Required work:
Copy each line containing the word "type" from the records that follow, please.
..........
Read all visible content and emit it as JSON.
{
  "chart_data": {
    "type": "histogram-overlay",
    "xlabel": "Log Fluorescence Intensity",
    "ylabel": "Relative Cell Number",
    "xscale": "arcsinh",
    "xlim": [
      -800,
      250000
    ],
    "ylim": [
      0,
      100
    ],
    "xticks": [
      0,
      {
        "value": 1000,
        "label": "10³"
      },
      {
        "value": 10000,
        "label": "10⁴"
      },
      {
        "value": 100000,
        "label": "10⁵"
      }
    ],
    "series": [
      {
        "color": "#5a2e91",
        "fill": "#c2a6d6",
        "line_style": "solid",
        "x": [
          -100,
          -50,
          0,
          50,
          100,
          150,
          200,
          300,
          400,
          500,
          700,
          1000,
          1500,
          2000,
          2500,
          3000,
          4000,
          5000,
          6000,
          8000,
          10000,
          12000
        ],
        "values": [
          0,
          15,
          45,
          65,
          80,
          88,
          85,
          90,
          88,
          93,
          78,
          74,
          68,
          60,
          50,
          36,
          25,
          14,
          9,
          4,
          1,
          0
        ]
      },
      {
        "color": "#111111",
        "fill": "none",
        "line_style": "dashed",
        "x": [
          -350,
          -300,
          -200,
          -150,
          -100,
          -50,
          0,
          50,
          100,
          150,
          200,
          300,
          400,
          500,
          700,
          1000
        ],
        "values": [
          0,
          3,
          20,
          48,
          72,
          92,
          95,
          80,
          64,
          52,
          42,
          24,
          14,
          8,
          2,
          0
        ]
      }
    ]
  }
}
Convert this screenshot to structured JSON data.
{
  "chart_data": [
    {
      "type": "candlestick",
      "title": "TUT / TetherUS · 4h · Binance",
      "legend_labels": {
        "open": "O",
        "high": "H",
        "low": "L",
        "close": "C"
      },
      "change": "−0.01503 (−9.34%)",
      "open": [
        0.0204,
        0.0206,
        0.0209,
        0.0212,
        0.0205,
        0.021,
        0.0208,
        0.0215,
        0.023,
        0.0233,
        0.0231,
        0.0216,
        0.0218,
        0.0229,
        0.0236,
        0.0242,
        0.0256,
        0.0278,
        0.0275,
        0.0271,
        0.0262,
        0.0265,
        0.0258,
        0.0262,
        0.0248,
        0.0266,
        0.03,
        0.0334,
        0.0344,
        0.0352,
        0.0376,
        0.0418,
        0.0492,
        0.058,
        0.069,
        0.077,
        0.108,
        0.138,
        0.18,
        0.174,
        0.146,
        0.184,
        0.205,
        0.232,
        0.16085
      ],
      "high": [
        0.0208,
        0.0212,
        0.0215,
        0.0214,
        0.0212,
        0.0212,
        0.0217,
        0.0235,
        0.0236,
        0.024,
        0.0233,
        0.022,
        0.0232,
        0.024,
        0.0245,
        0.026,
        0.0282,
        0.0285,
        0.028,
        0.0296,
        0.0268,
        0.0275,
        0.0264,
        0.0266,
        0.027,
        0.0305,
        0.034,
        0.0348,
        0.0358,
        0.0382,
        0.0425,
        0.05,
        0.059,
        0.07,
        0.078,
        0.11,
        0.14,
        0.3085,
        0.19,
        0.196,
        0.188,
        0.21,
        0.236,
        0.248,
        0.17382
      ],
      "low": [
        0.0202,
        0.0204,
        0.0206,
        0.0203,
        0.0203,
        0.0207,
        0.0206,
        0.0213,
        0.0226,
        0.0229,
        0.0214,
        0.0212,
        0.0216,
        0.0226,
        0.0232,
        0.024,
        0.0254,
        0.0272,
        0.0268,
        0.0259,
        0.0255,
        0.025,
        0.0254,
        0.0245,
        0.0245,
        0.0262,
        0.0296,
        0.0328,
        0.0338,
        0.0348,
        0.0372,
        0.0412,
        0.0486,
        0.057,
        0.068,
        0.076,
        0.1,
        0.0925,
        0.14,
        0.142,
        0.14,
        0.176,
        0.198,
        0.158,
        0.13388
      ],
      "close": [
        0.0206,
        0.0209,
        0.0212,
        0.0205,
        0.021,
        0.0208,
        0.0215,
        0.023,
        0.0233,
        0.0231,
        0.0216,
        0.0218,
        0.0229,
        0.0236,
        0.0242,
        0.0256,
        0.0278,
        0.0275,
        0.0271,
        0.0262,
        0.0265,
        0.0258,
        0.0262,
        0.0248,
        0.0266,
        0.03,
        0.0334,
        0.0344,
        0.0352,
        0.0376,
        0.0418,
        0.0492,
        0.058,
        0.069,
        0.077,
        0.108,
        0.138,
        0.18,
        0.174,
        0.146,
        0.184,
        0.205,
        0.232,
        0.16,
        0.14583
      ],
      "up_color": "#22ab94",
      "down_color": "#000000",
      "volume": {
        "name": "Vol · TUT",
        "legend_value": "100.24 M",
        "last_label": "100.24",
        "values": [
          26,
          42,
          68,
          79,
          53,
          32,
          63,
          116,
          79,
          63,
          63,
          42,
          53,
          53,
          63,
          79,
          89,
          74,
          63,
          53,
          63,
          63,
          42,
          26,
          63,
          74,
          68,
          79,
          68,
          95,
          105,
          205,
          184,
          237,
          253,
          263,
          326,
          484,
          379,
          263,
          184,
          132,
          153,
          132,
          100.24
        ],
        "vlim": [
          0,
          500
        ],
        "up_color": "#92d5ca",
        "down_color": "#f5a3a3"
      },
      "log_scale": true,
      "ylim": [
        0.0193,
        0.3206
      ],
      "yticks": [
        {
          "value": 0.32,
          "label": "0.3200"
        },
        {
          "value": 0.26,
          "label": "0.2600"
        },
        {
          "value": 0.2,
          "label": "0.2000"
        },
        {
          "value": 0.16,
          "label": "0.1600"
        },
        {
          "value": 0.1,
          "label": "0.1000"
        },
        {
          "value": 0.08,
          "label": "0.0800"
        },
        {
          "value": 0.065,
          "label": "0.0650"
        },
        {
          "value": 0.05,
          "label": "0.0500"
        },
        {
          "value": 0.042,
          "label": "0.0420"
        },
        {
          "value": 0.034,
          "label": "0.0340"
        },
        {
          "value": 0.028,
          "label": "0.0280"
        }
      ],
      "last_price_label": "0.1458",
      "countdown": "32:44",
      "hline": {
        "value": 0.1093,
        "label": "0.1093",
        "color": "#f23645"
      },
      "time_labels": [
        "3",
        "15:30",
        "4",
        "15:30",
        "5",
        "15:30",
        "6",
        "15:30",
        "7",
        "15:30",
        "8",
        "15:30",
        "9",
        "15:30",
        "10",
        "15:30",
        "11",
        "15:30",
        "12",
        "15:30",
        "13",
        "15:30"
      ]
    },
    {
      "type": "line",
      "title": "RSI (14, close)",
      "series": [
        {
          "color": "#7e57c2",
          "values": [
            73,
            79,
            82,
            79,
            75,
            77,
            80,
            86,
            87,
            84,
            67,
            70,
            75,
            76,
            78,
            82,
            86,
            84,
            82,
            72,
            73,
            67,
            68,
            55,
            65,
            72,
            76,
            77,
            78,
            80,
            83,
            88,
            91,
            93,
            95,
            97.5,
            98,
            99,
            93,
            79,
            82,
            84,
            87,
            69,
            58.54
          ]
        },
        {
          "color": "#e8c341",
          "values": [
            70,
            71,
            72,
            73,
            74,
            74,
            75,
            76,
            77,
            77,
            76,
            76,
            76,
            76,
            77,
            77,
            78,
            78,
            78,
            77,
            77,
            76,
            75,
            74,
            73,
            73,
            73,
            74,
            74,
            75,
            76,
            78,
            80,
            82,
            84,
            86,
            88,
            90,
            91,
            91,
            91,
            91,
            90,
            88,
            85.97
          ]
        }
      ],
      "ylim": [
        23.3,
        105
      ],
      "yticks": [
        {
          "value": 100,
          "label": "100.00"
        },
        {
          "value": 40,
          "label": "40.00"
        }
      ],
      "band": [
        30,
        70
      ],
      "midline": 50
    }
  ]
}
..........
Solution to this problem:
    "type": "histogram-overlay",
      "type": "candlestick",
      "type": "line",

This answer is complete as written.